» TASK INSTRUCTIONS
Copy out word for word the stretch of the material from its first line through the line containing "status-tag: 未开始 — [1642, 79, 1747, 117]", including both ends.

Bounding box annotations
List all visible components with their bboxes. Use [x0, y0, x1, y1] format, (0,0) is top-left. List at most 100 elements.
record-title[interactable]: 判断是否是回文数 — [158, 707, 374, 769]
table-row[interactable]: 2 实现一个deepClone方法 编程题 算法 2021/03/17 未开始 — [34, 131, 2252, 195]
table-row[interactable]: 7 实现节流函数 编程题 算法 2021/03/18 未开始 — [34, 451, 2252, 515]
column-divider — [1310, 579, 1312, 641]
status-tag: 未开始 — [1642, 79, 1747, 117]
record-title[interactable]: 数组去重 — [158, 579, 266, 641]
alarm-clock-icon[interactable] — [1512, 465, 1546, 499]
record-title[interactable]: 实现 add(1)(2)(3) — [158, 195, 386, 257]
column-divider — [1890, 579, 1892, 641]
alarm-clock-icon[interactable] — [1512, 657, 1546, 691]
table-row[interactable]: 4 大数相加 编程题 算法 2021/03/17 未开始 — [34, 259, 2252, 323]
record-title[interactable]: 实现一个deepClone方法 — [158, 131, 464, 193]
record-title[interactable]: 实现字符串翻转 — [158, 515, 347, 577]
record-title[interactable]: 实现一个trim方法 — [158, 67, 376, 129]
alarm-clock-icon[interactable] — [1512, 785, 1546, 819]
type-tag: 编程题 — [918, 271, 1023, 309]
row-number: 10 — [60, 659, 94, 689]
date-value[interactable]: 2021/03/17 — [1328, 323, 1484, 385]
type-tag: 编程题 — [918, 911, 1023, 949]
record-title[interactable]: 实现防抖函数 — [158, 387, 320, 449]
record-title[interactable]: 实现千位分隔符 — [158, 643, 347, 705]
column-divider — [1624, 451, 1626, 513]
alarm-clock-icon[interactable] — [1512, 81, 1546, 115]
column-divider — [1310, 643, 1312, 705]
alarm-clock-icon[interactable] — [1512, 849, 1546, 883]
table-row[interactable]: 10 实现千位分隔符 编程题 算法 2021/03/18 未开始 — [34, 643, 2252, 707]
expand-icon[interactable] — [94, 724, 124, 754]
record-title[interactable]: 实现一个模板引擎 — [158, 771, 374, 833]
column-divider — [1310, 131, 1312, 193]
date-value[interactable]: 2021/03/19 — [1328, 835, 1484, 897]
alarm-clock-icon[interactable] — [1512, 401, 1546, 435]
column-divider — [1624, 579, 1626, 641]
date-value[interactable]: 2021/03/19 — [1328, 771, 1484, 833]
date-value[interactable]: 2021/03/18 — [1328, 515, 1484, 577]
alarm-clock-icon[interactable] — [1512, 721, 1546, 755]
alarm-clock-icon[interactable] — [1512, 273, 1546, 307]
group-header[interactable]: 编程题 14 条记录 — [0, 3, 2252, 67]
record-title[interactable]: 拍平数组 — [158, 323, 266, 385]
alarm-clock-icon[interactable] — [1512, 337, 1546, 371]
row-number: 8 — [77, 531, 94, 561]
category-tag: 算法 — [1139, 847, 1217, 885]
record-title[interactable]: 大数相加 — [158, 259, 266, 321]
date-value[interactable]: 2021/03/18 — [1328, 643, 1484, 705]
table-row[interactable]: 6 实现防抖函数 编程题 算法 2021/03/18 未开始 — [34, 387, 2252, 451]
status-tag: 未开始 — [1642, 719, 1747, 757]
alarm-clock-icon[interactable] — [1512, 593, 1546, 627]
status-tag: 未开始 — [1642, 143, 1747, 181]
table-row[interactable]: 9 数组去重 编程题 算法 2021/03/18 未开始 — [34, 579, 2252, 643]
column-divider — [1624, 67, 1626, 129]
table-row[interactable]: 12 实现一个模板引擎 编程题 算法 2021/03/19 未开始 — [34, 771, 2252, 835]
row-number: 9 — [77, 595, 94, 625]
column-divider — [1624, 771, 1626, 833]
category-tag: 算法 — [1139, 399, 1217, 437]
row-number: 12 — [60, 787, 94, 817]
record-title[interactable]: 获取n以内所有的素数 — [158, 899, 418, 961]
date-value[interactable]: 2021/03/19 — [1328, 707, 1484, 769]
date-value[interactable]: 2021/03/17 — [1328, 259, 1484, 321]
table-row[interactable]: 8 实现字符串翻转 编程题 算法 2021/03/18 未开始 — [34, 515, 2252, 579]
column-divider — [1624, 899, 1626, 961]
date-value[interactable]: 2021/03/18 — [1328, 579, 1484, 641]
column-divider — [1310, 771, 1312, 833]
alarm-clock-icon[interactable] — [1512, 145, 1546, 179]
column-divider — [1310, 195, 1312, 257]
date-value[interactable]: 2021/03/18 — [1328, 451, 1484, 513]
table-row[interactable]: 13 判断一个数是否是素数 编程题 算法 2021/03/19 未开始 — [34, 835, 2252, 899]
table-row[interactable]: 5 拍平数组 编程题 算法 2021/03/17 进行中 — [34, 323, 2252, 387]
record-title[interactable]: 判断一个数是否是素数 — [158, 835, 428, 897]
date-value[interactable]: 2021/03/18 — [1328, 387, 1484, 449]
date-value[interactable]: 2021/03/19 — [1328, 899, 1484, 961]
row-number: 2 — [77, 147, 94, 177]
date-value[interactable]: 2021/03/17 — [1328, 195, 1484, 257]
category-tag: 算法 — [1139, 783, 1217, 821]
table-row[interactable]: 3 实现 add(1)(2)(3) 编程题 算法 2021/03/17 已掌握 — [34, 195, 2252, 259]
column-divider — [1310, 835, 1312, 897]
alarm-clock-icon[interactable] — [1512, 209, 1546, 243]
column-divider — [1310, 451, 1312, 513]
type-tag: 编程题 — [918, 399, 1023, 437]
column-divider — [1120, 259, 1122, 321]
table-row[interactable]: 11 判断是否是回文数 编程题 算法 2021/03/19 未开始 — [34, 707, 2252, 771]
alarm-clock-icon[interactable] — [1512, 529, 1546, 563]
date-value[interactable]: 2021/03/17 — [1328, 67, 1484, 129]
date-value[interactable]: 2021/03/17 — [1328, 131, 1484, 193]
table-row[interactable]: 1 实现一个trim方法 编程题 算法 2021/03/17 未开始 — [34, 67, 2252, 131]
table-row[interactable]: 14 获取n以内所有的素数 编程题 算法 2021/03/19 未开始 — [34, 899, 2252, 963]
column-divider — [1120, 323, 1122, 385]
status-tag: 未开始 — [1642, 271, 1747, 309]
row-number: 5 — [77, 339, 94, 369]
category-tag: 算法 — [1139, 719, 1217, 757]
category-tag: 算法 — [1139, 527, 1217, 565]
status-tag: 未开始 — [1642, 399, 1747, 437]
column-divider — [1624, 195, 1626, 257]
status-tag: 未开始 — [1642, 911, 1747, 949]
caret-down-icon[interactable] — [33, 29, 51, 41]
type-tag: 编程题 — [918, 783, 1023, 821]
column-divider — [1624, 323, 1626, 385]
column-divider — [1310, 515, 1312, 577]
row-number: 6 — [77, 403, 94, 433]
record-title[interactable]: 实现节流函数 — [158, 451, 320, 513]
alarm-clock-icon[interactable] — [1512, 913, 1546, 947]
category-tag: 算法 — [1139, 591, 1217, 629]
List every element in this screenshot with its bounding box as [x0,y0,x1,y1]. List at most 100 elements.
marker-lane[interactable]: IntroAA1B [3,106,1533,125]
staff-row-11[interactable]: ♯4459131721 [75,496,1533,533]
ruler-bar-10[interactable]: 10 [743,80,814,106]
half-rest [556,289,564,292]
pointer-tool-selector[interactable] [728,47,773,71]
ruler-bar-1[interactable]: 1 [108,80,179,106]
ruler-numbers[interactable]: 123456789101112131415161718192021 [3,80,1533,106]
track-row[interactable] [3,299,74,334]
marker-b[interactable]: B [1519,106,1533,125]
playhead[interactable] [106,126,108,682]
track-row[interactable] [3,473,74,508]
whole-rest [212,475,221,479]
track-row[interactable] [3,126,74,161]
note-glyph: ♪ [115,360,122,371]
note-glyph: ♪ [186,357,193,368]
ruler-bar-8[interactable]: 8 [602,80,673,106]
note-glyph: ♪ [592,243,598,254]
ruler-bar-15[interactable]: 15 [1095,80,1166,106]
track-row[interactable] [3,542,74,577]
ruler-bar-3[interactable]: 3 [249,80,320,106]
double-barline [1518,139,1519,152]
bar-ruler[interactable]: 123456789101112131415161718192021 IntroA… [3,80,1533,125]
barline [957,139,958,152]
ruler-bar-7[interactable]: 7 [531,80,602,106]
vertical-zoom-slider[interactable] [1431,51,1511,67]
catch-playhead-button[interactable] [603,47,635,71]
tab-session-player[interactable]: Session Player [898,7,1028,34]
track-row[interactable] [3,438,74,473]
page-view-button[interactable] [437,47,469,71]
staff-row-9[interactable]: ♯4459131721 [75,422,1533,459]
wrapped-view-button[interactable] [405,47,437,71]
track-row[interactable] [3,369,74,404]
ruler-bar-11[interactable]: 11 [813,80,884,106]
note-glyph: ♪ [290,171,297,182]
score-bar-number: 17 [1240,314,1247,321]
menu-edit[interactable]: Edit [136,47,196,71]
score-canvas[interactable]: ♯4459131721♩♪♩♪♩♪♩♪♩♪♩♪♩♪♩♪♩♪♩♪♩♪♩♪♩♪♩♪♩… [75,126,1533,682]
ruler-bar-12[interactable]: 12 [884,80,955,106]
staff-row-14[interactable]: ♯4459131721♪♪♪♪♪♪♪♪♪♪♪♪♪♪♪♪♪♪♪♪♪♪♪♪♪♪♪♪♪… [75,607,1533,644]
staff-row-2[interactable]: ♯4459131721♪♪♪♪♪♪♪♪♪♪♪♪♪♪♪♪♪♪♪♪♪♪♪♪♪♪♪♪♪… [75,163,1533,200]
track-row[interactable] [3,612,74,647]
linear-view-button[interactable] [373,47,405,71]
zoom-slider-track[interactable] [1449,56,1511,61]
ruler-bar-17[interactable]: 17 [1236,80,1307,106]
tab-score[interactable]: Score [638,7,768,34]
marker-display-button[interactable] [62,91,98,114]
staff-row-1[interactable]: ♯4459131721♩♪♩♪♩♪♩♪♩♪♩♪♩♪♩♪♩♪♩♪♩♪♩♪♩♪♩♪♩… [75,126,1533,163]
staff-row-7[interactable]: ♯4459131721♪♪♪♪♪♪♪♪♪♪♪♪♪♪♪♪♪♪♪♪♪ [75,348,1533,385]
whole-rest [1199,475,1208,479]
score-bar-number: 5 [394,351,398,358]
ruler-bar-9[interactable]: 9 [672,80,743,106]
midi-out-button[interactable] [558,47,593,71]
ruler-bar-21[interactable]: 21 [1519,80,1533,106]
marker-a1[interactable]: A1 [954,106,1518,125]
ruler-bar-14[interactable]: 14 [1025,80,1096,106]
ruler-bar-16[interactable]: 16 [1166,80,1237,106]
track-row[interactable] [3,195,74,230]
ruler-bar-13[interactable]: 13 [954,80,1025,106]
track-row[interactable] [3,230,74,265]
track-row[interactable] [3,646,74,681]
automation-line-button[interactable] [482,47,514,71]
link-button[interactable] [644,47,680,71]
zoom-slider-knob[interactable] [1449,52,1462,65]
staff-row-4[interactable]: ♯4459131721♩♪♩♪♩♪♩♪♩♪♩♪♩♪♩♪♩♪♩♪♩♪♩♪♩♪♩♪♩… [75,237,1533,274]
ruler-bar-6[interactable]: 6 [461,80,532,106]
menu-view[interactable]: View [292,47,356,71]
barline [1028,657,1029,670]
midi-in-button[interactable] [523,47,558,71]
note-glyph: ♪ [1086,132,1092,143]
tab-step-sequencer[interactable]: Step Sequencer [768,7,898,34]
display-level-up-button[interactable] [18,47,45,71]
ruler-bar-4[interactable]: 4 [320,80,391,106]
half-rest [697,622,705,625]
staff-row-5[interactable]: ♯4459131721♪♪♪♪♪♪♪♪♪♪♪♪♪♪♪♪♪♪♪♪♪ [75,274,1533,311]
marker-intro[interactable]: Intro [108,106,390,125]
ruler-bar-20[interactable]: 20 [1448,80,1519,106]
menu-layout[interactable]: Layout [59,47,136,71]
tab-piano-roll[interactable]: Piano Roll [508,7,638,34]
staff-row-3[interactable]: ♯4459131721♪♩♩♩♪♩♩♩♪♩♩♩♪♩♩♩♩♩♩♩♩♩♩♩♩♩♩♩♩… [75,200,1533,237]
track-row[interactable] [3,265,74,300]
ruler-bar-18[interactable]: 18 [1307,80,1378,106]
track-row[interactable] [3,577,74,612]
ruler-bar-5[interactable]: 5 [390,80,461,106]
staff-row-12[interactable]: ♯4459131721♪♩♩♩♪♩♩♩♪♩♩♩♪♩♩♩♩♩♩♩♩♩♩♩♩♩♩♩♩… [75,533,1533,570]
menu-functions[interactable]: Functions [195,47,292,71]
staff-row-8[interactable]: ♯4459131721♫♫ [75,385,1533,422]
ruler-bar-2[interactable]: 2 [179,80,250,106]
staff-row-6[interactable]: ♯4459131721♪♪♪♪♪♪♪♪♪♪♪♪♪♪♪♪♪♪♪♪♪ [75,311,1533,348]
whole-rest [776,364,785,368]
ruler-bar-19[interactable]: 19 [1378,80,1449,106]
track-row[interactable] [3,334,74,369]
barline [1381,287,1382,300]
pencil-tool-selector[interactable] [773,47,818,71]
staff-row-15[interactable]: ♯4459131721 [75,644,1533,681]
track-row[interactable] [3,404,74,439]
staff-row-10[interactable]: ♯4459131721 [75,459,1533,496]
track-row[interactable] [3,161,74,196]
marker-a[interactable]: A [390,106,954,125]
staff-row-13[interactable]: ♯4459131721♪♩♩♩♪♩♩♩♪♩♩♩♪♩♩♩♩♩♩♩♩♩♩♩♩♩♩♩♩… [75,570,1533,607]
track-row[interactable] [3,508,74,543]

» FINISHED TASK
List all visible components with their bboxes. Use [x0, y0, x1, y1] format, (0,0) is top-left. List at most 100 elements.
record-title[interactable]: 判断是否是回文数 — [158, 707, 374, 769]
table-row[interactable]: 2 实现一个deepClone方法 编程题 算法 2021/03/17 未开始 — [34, 131, 2252, 195]
table-row[interactable]: 7 实现节流函数 编程题 算法 2021/03/18 未开始 — [34, 451, 2252, 515]
column-divider — [1310, 579, 1312, 641]
status-tag: 未开始 — [1642, 79, 1747, 117]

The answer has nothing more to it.